→ **SHORT EXERCISE**
Restate the entries word for word, omitting nothing.

→ **EXCERPTED RECORDS**
▶
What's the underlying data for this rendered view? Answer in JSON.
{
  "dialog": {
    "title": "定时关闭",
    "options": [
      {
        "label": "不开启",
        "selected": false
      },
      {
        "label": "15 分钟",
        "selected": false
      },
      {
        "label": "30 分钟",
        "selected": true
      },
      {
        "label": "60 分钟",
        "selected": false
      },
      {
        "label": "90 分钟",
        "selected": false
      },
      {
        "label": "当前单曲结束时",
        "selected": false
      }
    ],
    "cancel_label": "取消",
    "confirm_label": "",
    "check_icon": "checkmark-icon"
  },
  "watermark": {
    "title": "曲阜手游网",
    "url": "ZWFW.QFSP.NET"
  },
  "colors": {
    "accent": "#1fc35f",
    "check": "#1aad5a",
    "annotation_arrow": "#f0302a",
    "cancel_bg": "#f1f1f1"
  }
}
◀
→ **EXERCISE RESPONSE**
What's the underlying data for this rendered view? Answer in JSON.
{
  "dialog": {
    "title": "定时关闭",
    "options": [
      {
        "label": "不开启",
        "selected": false
      },
      {
        "label": "15 分钟",
        "selected": false
      },
      {
        "label": "30 分钟",
        "selected": true
      },
      {
        "label": "60 分钟",
        "selected": false
      },
      {
        "label": "90 分钟",
        "selected": false
      },
      {
        "label": "当前单曲结束时",
        "selected": false
      }
    ],
    "cancel_label": "取消",
    "confirm_label": "",
    "check_icon": "checkmark-icon"
  },
  "watermark": {
    "title": "曲阜手游网",
    "url": "ZWFW.QFSP.NET"
  },
  "colors": {
    "accent": "#1fc35f",
    "check": "#1aad5a",
    "annotation_arrow": "#f0302a",
    "cancel_bg": "#f1f1f1"
  }
}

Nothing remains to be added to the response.